*Exercise directions:*
Copy out the listing that follows, exact in every word, and skip the images.

##### Exercise materials

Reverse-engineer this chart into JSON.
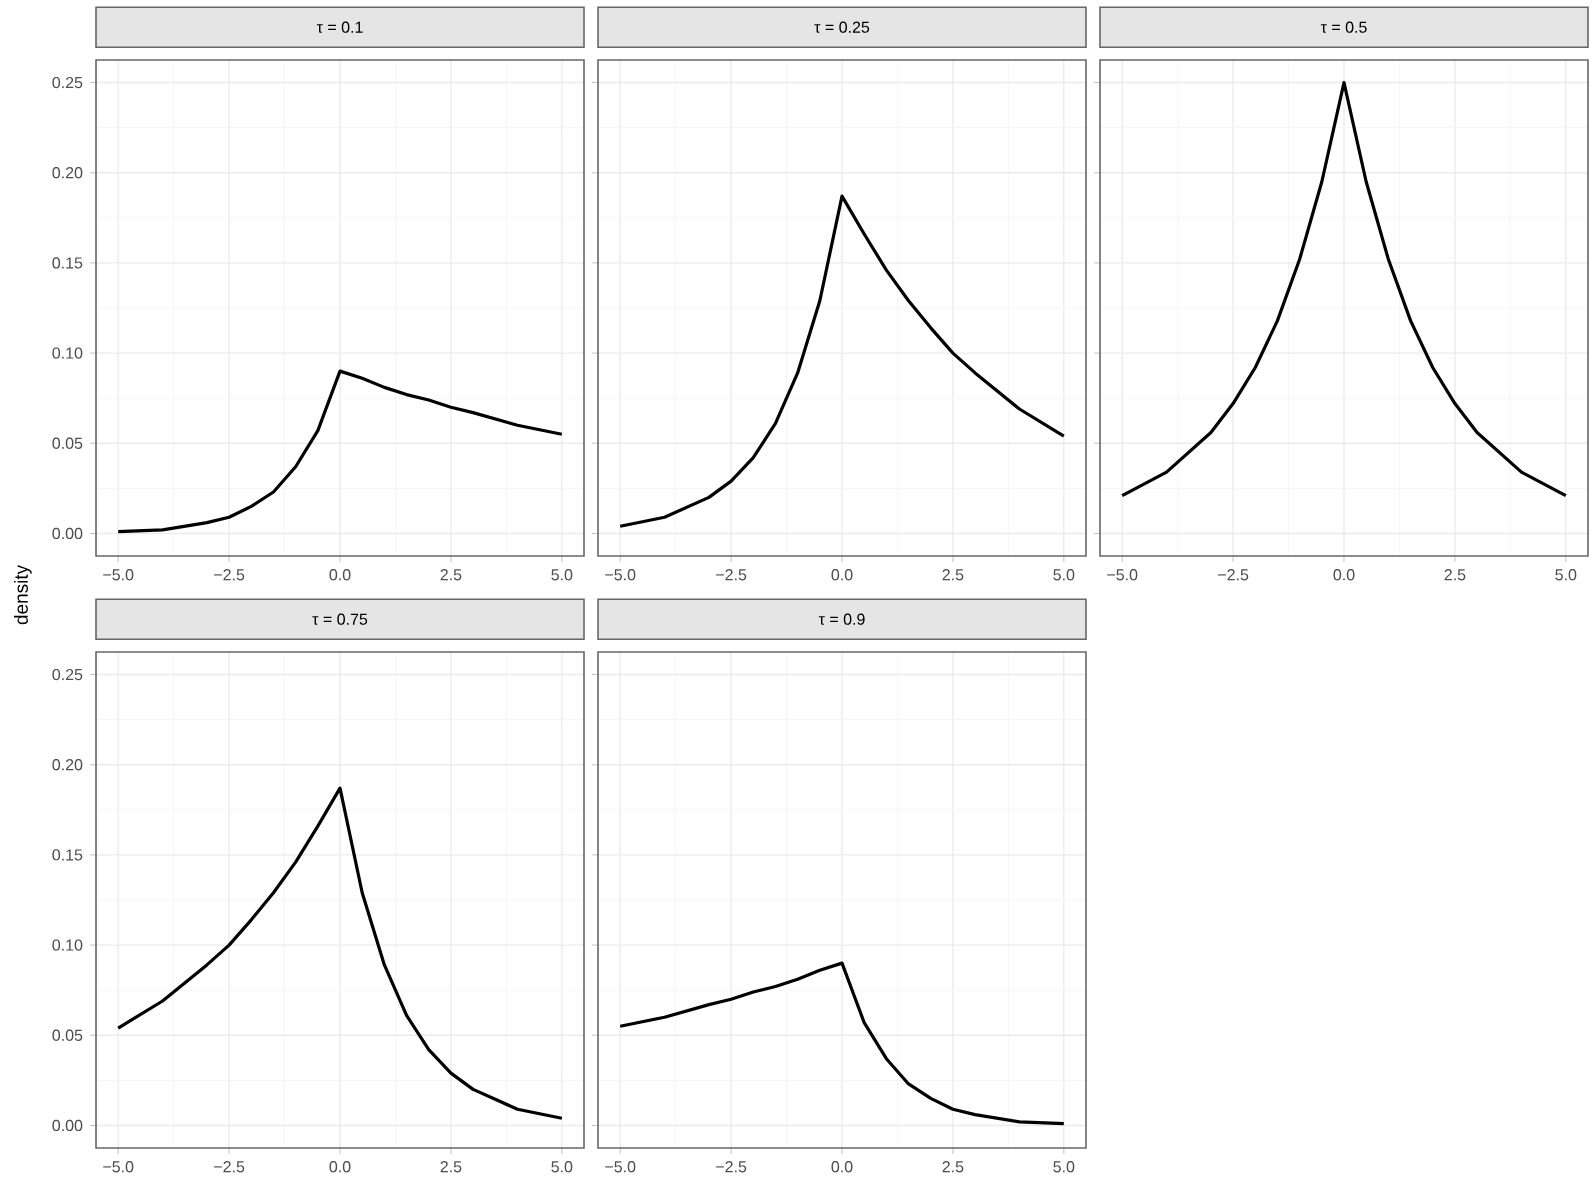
{
  "chart_data": [
    {
      "type": "line",
      "title": "τ = 0.1",
      "x": [
        -5,
        -4,
        -3,
        -2.5,
        -2,
        -1.5,
        -1,
        -0.5,
        0,
        0.5,
        1,
        1.5,
        2,
        2.5,
        3,
        4,
        5
      ],
      "series": [
        {
          "color": "#000000",
          "values": [
            0.001,
            0.002,
            0.006,
            0.009,
            0.015,
            0.023,
            0.037,
            0.057,
            0.09,
            0.086,
            0.081,
            0.077,
            0.074,
            0.07,
            0.067,
            0.06,
            0.055
          ]
        }
      ],
      "xlim": [
        -5.5,
        5.5
      ],
      "ylim": [
        -0.0125,
        0.2625
      ],
      "xticks": [
        {
          "value": -5,
          "label": "−5.0"
        },
        {
          "value": -2.5,
          "label": "−2.5"
        },
        {
          "value": 0,
          "label": "0.0"
        },
        {
          "value": 2.5,
          "label": "2.5"
        },
        {
          "value": 5,
          "label": "5.0"
        }
      ],
      "yticks": [
        {
          "value": 0,
          "label": "0.00"
        },
        {
          "value": 0.05,
          "label": "0.05"
        },
        {
          "value": 0.1,
          "label": "0.10"
        },
        {
          "value": 0.15,
          "label": "0.15"
        },
        {
          "value": 0.2,
          "label": "0.20"
        },
        {
          "value": 0.25,
          "label": "0.25"
        }
      ],
      "grid": true
    },
    {
      "type": "line",
      "title": "τ = 0.25",
      "x": [
        -5,
        -4,
        -3,
        -2.5,
        -2,
        -1.5,
        -1,
        -0.5,
        0,
        0.5,
        1,
        1.5,
        2,
        2.5,
        3,
        4,
        5
      ],
      "series": [
        {
          "color": "#000000",
          "values": [
            0.004,
            0.009,
            0.02,
            0.029,
            0.042,
            0.061,
            0.089,
            0.129,
            0.187,
            0.166,
            0.146,
            0.129,
            0.114,
            0.1,
            0.089,
            0.069,
            0.054
          ]
        }
      ],
      "xlim": [
        -5.5,
        5.5
      ],
      "ylim": [
        -0.0125,
        0.2625
      ],
      "xticks": [
        {
          "value": -5,
          "label": "−5.0"
        },
        {
          "value": -2.5,
          "label": "−2.5"
        },
        {
          "value": 0,
          "label": "0.0"
        },
        {
          "value": 2.5,
          "label": "2.5"
        },
        {
          "value": 5,
          "label": "5.0"
        }
      ],
      "yticks": [
        {
          "value": 0,
          "label": null
        },
        {
          "value": 0.05,
          "label": null
        },
        {
          "value": 0.1,
          "label": null
        },
        {
          "value": 0.15,
          "label": null
        },
        {
          "value": 0.2,
          "label": null
        },
        {
          "value": 0.25,
          "label": null
        }
      ],
      "grid": true,
      "tick_labels": "x"
    },
    {
      "type": "line",
      "title": "τ = 0.5",
      "x": [
        -5,
        -4,
        -3,
        -2.5,
        -2,
        -1.5,
        -1,
        -0.5,
        0,
        0.5,
        1,
        1.5,
        2,
        2.5,
        3,
        4,
        5
      ],
      "series": [
        {
          "color": "#000000",
          "values": [
            0.021,
            0.034,
            0.056,
            0.072,
            0.092,
            0.118,
            0.152,
            0.195,
            0.25,
            0.195,
            0.152,
            0.118,
            0.092,
            0.072,
            0.056,
            0.034,
            0.021
          ]
        }
      ],
      "xlim": [
        -5.5,
        5.5
      ],
      "ylim": [
        -0.0125,
        0.2625
      ],
      "xticks": [
        {
          "value": -5,
          "label": "−5.0"
        },
        {
          "value": -2.5,
          "label": "−2.5"
        },
        {
          "value": 0,
          "label": "0.0"
        },
        {
          "value": 2.5,
          "label": "2.5"
        },
        {
          "value": 5,
          "label": "5.0"
        }
      ],
      "yticks": [
        {
          "value": 0,
          "label": null
        },
        {
          "value": 0.05,
          "label": null
        },
        {
          "value": 0.1,
          "label": null
        },
        {
          "value": 0.15,
          "label": null
        },
        {
          "value": 0.2,
          "label": null
        },
        {
          "value": 0.25,
          "label": null
        }
      ],
      "grid": true,
      "tick_labels": "x"
    },
    {
      "type": "line",
      "title": "τ = 0.75",
      "ylabel": "density",
      "x": [
        -5,
        -4,
        -3,
        -2.5,
        -2,
        -1.5,
        -1,
        -0.5,
        0,
        0.5,
        1,
        1.5,
        2,
        2.5,
        3,
        4,
        5
      ],
      "series": [
        {
          "color": "#000000",
          "values": [
            0.054,
            0.069,
            0.089,
            0.1,
            0.114,
            0.129,
            0.146,
            0.166,
            0.187,
            0.129,
            0.089,
            0.061,
            0.042,
            0.029,
            0.02,
            0.009,
            0.004
          ]
        }
      ],
      "xlim": [
        -5.5,
        5.5
      ],
      "ylim": [
        -0.0125,
        0.2625
      ],
      "xticks": [
        {
          "value": -5,
          "label": "−5.0"
        },
        {
          "value": -2.5,
          "label": "−2.5"
        },
        {
          "value": 0,
          "label": "0.0"
        },
        {
          "value": 2.5,
          "label": "2.5"
        },
        {
          "value": 5,
          "label": "5.0"
        }
      ],
      "yticks": [
        {
          "value": 0,
          "label": "0.00"
        },
        {
          "value": 0.05,
          "label": "0.05"
        },
        {
          "value": 0.1,
          "label": "0.10"
        },
        {
          "value": 0.15,
          "label": "0.15"
        },
        {
          "value": 0.2,
          "label": "0.20"
        },
        {
          "value": 0.25,
          "label": "0.25"
        }
      ],
      "grid": true
    },
    {
      "type": "line",
      "title": "τ = 0.9",
      "x": [
        -5,
        -4,
        -3,
        -2.5,
        -2,
        -1.5,
        -1,
        -0.5,
        0,
        0.5,
        1,
        1.5,
        2,
        2.5,
        3,
        4,
        5
      ],
      "series": [
        {
          "color": "#000000",
          "values": [
            0.055,
            0.06,
            0.067,
            0.07,
            0.074,
            0.077,
            0.081,
            0.086,
            0.09,
            0.057,
            0.037,
            0.023,
            0.015,
            0.009,
            0.006,
            0.002,
            0.001
          ]
        }
      ],
      "xlim": [
        -5.5,
        5.5
      ],
      "ylim": [
        -0.0125,
        0.2625
      ],
      "xticks": [
        {
          "value": -5,
          "label": "−5.0"
        },
        {
          "value": -2.5,
          "label": "−2.5"
        },
        {
          "value": 0,
          "label": "0.0"
        },
        {
          "value": 2.5,
          "label": "2.5"
        },
        {
          "value": 5,
          "label": "5.0"
        }
      ],
      "yticks": [
        {
          "value": 0,
          "label": null
        },
        {
          "value": 0.05,
          "label": null
        },
        {
          "value": 0.1,
          "label": null
        },
        {
          "value": 0.15,
          "label": null
        },
        {
          "value": 0.2,
          "label": null
        },
        {
          "value": 0.25,
          "label": null
        }
      ],
      "grid": true,
      "tick_labels": "x"
    }
  ]
}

##########

*Correct response:*
Reverse-engineer this chart into JSON.
{
  "chart_data": [
    {
      "type": "line",
      "title": "τ = 0.1",
      "x": [
        -5,
        -4,
        -3,
        -2.5,
        -2,
        -1.5,
        -1,
        -0.5,
        0,
        0.5,
        1,
        1.5,
        2,
        2.5,
        3,
        4,
        5
      ],
      "series": [
        {
          "color": "#000000",
          "values": [
            0.001,
            0.002,
            0.006,
            0.009,
            0.015,
            0.023,
            0.037,
            0.057,
            0.09,
            0.086,
            0.081,
            0.077,
            0.074,
            0.07,
            0.067,
            0.06,
            0.055
          ]
        }
      ],
      "xlim": [
        -5.5,
        5.5
      ],
      "ylim": [
        -0.0125,
        0.2625
      ],
      "xticks": [
        {
          "value": -5,
          "label": "−5.0"
        },
        {
          "value": -2.5,
          "label": "−2.5"
        },
        {
          "value": 0,
          "label": "0.0"
        },
        {
          "value": 2.5,
          "label": "2.5"
        },
        {
          "value": 5,
          "label": "5.0"
        }
      ],
      "yticks": [
        {
          "value": 0,
          "label": "0.00"
        },
        {
          "value": 0.05,
          "label": "0.05"
        },
        {
          "value": 0.1,
          "label": "0.10"
        },
        {
          "value": 0.15,
          "label": "0.15"
        },
        {
          "value": 0.2,
          "label": "0.20"
        },
        {
          "value": 0.25,
          "label": "0.25"
        }
      ],
      "grid": true
    },
    {
      "type": "line",
      "title": "τ = 0.25",
      "x": [
        -5,
        -4,
        -3,
        -2.5,
        -2,
        -1.5,
        -1,
        -0.5,
        0,
        0.5,
        1,
        1.5,
        2,
        2.5,
        3,
        4,
        5
      ],
      "series": [
        {
          "color": "#000000",
          "values": [
            0.004,
            0.009,
            0.02,
            0.029,
            0.042,
            0.061,
            0.089,
            0.129,
            0.187,
            0.166,
            0.146,
            0.129,
            0.114,
            0.1,
            0.089,
            0.069,
            0.054
          ]
        }
      ],
      "xlim": [
        -5.5,
        5.5
      ],
      "ylim": [
        -0.0125,
        0.2625
      ],
      "xticks": [
        {
          "value": -5,
          "label": "−5.0"
        },
        {
          "value": -2.5,
          "label": "−2.5"
        },
        {
          "value": 0,
          "label": "0.0"
        },
        {
          "value": 2.5,
          "label": "2.5"
        },
        {
          "value": 5,
          "label": "5.0"
        }
      ],
      "yticks": [
        {
          "value": 0,
          "label": null
        },
        {
          "value": 0.05,
          "label": null
        },
        {
          "value": 0.1,
          "label": null
        },
        {
          "value": 0.15,
          "label": null
        },
        {
          "value": 0.2,
          "label": null
        },
        {
          "value": 0.25,
          "label": null
        }
      ],
      "grid": true,
      "tick_labels": "x"
    },
    {
      "type": "line",
      "title": "τ = 0.5",
      "x": [
        -5,
        -4,
        -3,
        -2.5,
        -2,
        -1.5,
        -1,
        -0.5,
        0,
        0.5,
        1,
        1.5,
        2,
        2.5,
        3,
        4,
        5
      ],
      "series": [
        {
          "color": "#000000",
          "values": [
            0.021,
            0.034,
            0.056,
            0.072,
            0.092,
            0.118,
            0.152,
            0.195,
            0.25,
            0.195,
            0.152,
            0.118,
            0.092,
            0.072,
            0.056,
            0.034,
            0.021
          ]
        }
      ],
      "xlim": [
        -5.5,
        5.5
      ],
      "ylim": [
        -0.0125,
        0.2625
      ],
      "xticks": [
        {
          "value": -5,
          "label": "−5.0"
        },
        {
          "value": -2.5,
          "label": "−2.5"
        },
        {
          "value": 0,
          "label": "0.0"
        },
        {
          "value": 2.5,
          "label": "2.5"
        },
        {
          "value": 5,
          "label": "5.0"
        }
      ],
      "yticks": [
        {
          "value": 0,
          "label": null
        },
        {
          "value": 0.05,
          "label": null
        },
        {
          "value": 0.1,
          "label": null
        },
        {
          "value": 0.15,
          "label": null
        },
        {
          "value": 0.2,
          "label": null
        },
        {
          "value": 0.25,
          "label": null
        }
      ],
      "grid": true,
      "tick_labels": "x"
    },
    {
      "type": "line",
      "title": "τ = 0.75",
      "ylabel": "density",
      "x": [
        -5,
        -4,
        -3,
        -2.5,
        -2,
        -1.5,
        -1,
        -0.5,
        0,
        0.5,
        1,
        1.5,
        2,
        2.5,
        3,
        4,
        5
      ],
      "series": [
        {
          "color": "#000000",
          "values": [
            0.054,
            0.069,
            0.089,
            0.1,
            0.114,
            0.129,
            0.146,
            0.166,
            0.187,
            0.129,
            0.089,
            0.061,
            0.042,
            0.029,
            0.02,
            0.009,
            0.004
          ]
        }
      ],
      "xlim": [
        -5.5,
        5.5
      ],
      "ylim": [
        -0.0125,
        0.2625
      ],
      "xticks": [
        {
          "value": -5,
          "label": "−5.0"
        },
        {
          "value": -2.5,
          "label": "−2.5"
        },
        {
          "value": 0,
          "label": "0.0"
        },
        {
          "value": 2.5,
          "label": "2.5"
        },
        {
          "value": 5,
          "label": "5.0"
        }
      ],
      "yticks": [
        {
          "value": 0,
          "label": "0.00"
        },
        {
          "value": 0.05,
          "label": "0.05"
        },
        {
          "value": 0.1,
          "label": "0.10"
        },
        {
          "value": 0.15,
          "label": "0.15"
        },
        {
          "value": 0.2,
          "label": "0.20"
        },
        {
          "value": 0.25,
          "label": "0.25"
        }
      ],
      "grid": true
    },
    {
      "type": "line",
      "title": "τ = 0.9",
      "x": [
        -5,
        -4,
        -3,
        -2.5,
        -2,
        -1.5,
        -1,
        -0.5,
        0,
        0.5,
        1,
        1.5,
        2,
        2.5,
        3,
        4,
        5
      ],
      "series": [
        {
          "color": "#000000",
          "values": [
            0.055,
            0.06,
            0.067,
            0.07,
            0.074,
            0.077,
            0.081,
            0.086,
            0.09,
            0.057,
            0.037,
            0.023,
            0.015,
            0.009,
            0.006,
            0.002,
            0.001
          ]
        }
      ],
      "xlim": [
        -5.5,
        5.5
      ],
      "ylim": [
        -0.0125,
        0.2625
      ],
      "xticks": [
        {
          "value": -5,
          "label": "−5.0"
        },
        {
          "value": -2.5,
          "label": "−2.5"
        },
        {
          "value": 0,
          "label": "0.0"
        },
        {
          "value": 2.5,
          "label": "2.5"
        },
        {
          "value": 5,
          "label": "5.0"
        }
      ],
      "yticks": [
        {
          "value": 0,
          "label": null
        },
        {
          "value": 0.05,
          "label": null
        },
        {
          "value": 0.1,
          "label": null
        },
        {
          "value": 0.15,
          "label": null
        },
        {
          "value": 0.2,
          "label": null
        },
        {
          "value": 0.25,
          "label": null
        }
      ],
      "grid": true,
      "tick_labels": "x"
    }
  ]
}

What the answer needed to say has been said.